=== Input ===

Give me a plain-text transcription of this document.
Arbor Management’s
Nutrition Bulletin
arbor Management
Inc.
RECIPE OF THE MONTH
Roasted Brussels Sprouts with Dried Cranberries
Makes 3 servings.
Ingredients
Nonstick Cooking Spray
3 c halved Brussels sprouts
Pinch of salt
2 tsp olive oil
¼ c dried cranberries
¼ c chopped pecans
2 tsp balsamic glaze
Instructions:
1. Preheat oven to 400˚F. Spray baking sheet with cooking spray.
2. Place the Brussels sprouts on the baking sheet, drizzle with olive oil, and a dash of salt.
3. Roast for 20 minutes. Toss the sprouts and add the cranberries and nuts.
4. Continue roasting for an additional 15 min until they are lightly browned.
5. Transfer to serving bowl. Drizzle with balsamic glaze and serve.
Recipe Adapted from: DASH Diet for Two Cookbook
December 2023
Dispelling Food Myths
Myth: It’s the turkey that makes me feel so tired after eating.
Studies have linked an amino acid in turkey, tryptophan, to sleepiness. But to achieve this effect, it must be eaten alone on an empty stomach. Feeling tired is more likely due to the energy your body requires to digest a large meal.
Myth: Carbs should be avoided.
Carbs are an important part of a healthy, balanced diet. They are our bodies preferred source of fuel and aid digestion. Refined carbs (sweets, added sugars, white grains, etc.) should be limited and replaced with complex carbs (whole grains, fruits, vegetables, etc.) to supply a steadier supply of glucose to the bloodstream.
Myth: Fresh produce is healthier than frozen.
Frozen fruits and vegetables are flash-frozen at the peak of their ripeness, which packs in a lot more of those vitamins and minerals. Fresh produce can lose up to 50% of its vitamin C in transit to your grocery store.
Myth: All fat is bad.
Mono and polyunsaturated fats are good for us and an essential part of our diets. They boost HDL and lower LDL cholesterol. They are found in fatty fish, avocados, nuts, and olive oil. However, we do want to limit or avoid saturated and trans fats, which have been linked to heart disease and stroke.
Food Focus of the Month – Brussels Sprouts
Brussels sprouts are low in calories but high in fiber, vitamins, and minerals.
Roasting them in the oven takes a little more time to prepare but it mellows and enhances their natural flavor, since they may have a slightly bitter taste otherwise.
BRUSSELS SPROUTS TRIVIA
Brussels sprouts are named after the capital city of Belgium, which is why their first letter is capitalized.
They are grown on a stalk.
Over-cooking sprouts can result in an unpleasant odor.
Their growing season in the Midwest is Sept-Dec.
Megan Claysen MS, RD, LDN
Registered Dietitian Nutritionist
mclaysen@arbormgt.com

===

Given exercise: Return every entry exactly as given.

Reply to the task:
Give me a plain-text transcription of this document.
Arbor Management’s
Nutrition Bulletin
arbor Management
Inc.
RECIPE OF THE MONTH
Roasted Brussels Sprouts with Dried Cranberries
Makes 3 servings.
Ingredients
Nonstick Cooking Spray
3 c halved Brussels sprouts
Pinch of salt
2 tsp olive oil
¼ c dried cranberries
¼ c chopped pecans
2 tsp balsamic glaze
Instructions:
1. Preheat oven to 400˚F. Spray baking sheet with cooking spray.
2. Place the Brussels sprouts on the baking sheet, drizzle with olive oil, and a dash of salt.
3. Roast for 20 minutes. Toss the sprouts and add the cranberries and nuts.
4. Continue roasting for an additional 15 min until they are lightly browned.
5. Transfer to serving bowl. Drizzle with balsamic glaze and serve.
Recipe Adapted from: DASH Diet for Two Cookbook
December 2023
Dispelling Food Myths
Myth: It’s the turkey that makes me feel so tired after eating.
Studies have linked an amino acid in turkey, tryptophan, to sleepiness. But to achieve this effect, it must be eaten alone on an empty stomach. Feeling tired is more likely due to the energy your body requires to digest a large meal.
Myth: Carbs should be avoided.
Carbs are an important part of a healthy, balanced diet. They are our bodies preferred source of fuel and aid digestion. Refined carbs (sweets, added sugars, white grains, etc.) should be limited and replaced with complex carbs (whole grains, fruits, vegetables, etc.) to supply a steadier supply of glucose to the bloodstream.
Myth: Fresh produce is healthier than frozen.
Frozen fruits and vegetables are flash-frozen at the peak of their ripeness, which packs in a lot more of those vitamins and minerals. Fresh produce can lose up to 50% of its vitamin C in transit to your grocery store.
Myth: All fat is bad.
Mono and polyunsaturated fats are good for us and an essential part of our diets. They boost HDL and lower LDL cholesterol. They are found in fatty fish, avocados, nuts, and olive oil. However, we do want to limit or avoid saturated and trans fats, which have been linked to heart disease and stroke.
Food Focus of the Month – Brussels Sprouts
Brussels sprouts are low in calories but high in fiber, vitamins, and minerals.
Roasting them in the oven takes a little more time to prepare but it mellows and enhances their natural flavor, since they may have a slightly bitter taste otherwise.
BRUSSELS SPROUTS TRIVIA
Brussels sprouts are named after the capital city of Belgium, which is why their first letter is capitalized.
They are grown on a stalk.
Over-cooking sprouts can result in an unpleasant odor.
Their growing season in the Midwest is Sept-Dec.
Megan Claysen MS, RD, LDN
Registered Dietitian Nutritionist
mclaysen@arbormgt.com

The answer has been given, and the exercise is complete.